━━ Information given ━━

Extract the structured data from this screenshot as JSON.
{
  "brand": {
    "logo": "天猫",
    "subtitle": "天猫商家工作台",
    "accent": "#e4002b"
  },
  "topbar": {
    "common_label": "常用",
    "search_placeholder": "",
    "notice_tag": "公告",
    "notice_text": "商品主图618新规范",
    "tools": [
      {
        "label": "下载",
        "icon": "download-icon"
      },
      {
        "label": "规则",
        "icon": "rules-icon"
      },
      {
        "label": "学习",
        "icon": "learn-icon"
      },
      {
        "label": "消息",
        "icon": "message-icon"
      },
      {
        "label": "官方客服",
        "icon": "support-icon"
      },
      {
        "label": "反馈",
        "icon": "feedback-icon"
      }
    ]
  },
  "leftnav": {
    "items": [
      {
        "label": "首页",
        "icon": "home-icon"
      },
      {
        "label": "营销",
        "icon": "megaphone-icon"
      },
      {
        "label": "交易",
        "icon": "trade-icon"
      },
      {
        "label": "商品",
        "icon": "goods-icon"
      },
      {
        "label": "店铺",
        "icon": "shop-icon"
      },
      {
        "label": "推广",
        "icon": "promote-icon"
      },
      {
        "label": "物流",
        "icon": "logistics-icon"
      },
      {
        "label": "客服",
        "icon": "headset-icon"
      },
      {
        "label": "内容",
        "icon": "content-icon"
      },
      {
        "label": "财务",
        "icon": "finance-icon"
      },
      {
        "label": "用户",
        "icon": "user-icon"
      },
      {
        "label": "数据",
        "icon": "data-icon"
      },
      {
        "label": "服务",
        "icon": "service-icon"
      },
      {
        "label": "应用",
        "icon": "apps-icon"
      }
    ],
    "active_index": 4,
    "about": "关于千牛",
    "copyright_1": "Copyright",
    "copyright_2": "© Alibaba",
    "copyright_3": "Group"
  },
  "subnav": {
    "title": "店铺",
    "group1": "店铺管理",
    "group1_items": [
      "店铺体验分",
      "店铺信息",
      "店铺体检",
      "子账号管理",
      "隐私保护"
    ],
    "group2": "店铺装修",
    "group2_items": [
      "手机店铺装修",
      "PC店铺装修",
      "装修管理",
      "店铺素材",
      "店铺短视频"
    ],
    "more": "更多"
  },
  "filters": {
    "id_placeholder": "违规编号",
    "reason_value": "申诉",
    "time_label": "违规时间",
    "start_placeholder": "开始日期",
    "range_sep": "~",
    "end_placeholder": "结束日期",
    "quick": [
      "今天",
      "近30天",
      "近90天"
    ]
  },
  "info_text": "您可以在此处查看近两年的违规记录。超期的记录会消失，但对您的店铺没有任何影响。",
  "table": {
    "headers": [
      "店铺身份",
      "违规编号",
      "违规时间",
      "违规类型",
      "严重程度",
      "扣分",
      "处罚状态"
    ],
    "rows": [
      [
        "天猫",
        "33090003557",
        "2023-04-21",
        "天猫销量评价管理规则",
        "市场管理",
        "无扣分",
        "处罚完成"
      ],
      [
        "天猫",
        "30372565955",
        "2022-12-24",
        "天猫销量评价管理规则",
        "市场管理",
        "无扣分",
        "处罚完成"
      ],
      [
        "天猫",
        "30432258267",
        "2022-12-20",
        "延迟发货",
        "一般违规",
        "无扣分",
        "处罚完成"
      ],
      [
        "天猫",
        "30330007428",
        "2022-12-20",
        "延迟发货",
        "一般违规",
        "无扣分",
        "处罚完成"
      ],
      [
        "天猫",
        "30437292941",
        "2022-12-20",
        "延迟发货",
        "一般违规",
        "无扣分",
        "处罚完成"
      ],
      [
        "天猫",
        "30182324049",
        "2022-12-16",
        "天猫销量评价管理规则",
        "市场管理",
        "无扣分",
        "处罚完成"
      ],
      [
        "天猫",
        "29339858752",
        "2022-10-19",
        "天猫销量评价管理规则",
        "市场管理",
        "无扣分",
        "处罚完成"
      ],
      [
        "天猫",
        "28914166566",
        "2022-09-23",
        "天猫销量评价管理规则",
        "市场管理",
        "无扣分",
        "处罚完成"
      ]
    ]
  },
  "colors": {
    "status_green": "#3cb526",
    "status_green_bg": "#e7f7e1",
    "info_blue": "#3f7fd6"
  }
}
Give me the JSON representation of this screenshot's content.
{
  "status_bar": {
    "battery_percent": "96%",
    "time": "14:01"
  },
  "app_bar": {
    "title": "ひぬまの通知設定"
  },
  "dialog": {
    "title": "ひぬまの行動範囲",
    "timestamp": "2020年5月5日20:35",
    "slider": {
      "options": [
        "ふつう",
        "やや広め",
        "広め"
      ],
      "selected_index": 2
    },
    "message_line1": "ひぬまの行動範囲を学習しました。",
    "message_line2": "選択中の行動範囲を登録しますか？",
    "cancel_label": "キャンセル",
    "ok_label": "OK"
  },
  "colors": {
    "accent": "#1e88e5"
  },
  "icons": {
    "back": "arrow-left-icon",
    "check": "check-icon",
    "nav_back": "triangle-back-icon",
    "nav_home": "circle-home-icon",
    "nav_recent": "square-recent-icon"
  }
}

━━━

-- Short problem --
Find the word "content" in the entries above and gather every line that holds it.

-- Written solution --
        "icon": "content-icon"
Give me the JSON representation of this screenshot's content.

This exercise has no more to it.